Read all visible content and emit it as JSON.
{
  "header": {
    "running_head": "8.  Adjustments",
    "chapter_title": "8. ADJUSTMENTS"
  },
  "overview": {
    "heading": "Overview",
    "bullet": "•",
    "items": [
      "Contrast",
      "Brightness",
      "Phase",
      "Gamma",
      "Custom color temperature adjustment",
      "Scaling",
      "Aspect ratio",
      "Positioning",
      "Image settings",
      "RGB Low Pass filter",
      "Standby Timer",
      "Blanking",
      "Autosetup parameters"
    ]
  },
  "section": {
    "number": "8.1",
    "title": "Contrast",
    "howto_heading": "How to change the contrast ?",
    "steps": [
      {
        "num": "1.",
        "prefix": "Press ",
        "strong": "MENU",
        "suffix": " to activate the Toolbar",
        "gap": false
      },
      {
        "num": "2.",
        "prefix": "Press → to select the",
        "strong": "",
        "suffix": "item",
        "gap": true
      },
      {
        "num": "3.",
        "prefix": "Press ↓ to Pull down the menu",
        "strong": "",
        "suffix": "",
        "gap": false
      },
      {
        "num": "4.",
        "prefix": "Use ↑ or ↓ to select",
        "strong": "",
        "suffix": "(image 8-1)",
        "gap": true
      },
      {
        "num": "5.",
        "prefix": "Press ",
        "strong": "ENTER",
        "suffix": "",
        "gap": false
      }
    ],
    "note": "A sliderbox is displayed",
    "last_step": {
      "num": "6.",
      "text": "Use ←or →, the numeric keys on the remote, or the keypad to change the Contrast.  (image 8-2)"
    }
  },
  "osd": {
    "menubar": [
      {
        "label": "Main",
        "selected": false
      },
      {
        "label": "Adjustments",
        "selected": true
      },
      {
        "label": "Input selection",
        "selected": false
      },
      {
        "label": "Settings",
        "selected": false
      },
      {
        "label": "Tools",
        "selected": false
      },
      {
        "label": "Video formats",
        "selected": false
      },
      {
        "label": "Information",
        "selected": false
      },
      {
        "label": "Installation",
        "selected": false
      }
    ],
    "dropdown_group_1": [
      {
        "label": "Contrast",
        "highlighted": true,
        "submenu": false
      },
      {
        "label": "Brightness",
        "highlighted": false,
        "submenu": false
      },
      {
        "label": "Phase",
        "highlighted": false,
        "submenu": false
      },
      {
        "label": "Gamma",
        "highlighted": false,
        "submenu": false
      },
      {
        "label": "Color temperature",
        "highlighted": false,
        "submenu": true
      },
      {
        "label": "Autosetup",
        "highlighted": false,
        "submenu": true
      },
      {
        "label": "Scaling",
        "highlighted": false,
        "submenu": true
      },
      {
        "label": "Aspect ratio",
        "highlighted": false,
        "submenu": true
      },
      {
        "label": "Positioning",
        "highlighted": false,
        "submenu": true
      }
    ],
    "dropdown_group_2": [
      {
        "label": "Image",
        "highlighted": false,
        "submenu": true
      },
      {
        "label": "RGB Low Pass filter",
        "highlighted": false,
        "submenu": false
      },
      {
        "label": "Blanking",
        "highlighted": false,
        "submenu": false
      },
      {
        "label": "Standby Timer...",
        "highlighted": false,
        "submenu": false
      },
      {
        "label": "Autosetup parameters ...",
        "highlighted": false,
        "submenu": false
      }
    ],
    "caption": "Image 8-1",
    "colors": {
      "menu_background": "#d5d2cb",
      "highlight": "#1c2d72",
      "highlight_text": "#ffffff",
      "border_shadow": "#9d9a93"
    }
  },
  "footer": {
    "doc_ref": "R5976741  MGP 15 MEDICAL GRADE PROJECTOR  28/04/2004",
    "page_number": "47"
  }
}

------------------------------------------------------------

__EXERCISE GOAL__.
Every entry should be printed again exactly as it stands.

__SOLVED EXERCISE__.
Read all visible content and emit it as JSON.
{
  "header": {
    "running_head": "8.  Adjustments",
    "chapter_title": "8. ADJUSTMENTS"
  },
  "overview": {
    "heading": "Overview",
    "bullet": "•",
    "items": [
      "Contrast",
      "Brightness",
      "Phase",
      "Gamma",
      "Custom color temperature adjustment",
      "Scaling",
      "Aspect ratio",
      "Positioning",
      "Image settings",
      "RGB Low Pass filter",
      "Standby Timer",
      "Blanking",
      "Autosetup parameters"
    ]
  },
  "section": {
    "number": "8.1",
    "title": "Contrast",
    "howto_heading": "How to change the contrast ?",
    "steps": [
      {
        "num": "1.",
        "prefix": "Press ",
        "strong": "MENU",
        "suffix": " to activate the Toolbar",
        "gap": false
      },
      {
        "num": "2.",
        "prefix": "Press → to select the",
        "strong": "",
        "suffix": "item",
        "gap": true
      },
      {
        "num": "3.",
        "prefix": "Press ↓ to Pull down the menu",
        "strong": "",
        "suffix": "",
        "gap": false
      },
      {
        "num": "4.",
        "prefix": "Use ↑ or ↓ to select",
        "strong": "",
        "suffix": "(image 8-1)",
        "gap": true
      },
      {
        "num": "5.",
        "prefix": "Press ",
        "strong": "ENTER",
        "suffix": "",
        "gap": false
      }
    ],
    "note": "A sliderbox is displayed",
    "last_step": {
      "num": "6.",
      "text": "Use ←or →, the numeric keys on the remote, or the keypad to change the Contrast.  (image 8-2)"
    }
  },
  "osd": {
    "menubar": [
      {
        "label": "Main",
        "selected": false
      },
      {
        "label": "Adjustments",
        "selected": true
      },
      {
        "label": "Input selection",
        "selected": false
      },
      {
        "label": "Settings",
        "selected": false
      },
      {
        "label": "Tools",
        "selected": false
      },
      {
        "label": "Video formats",
        "selected": false
      },
      {
        "label": "Information",
        "selected": false
      },
      {
        "label": "Installation",
        "selected": false
      }
    ],
    "dropdown_group_1": [
      {
        "label": "Contrast",
        "highlighted": true,
        "submenu": false
      },
      {
        "label": "Brightness",
        "highlighted": false,
        "submenu": false
      },
      {
        "label": "Phase",
        "highlighted": false,
        "submenu": false
      },
      {
        "label": "Gamma",
        "highlighted": false,
        "submenu": false
      },
      {
        "label": "Color temperature",
        "highlighted": false,
        "submenu": true
      },
      {
        "label": "Autosetup",
        "highlighted": false,
        "submenu": true
      },
      {
        "label": "Scaling",
        "highlighted": false,
        "submenu": true
      },
      {
        "label": "Aspect ratio",
        "highlighted": false,
        "submenu": true
      },
      {
        "label": "Positioning",
        "highlighted": false,
        "submenu": true
      }
    ],
    "dropdown_group_2": [
      {
        "label": "Image",
        "highlighted": false,
        "submenu": true
      },
      {
        "label": "RGB Low Pass filter",
        "highlighted": false,
        "submenu": false
      },
      {
        "label": "Blanking",
        "highlighted": false,
        "submenu": false
      },
      {
        "label": "Standby Timer...",
        "highlighted": false,
        "submenu": false
      },
      {
        "label": "Autosetup parameters ...",
        "highlighted": false,
        "submenu": false
      }
    ],
    "caption": "Image 8-1",
    "colors": {
      "menu_background": "#d5d2cb",
      "highlight": "#1c2d72",
      "highlight_text": "#ffffff",
      "border_shadow": "#9d9a93"
    }
  },
  "footer": {
    "doc_ref": "R5976741  MGP 15 MEDICAL GRADE PROJECTOR  28/04/2004",
    "page_number": "47"
  }
}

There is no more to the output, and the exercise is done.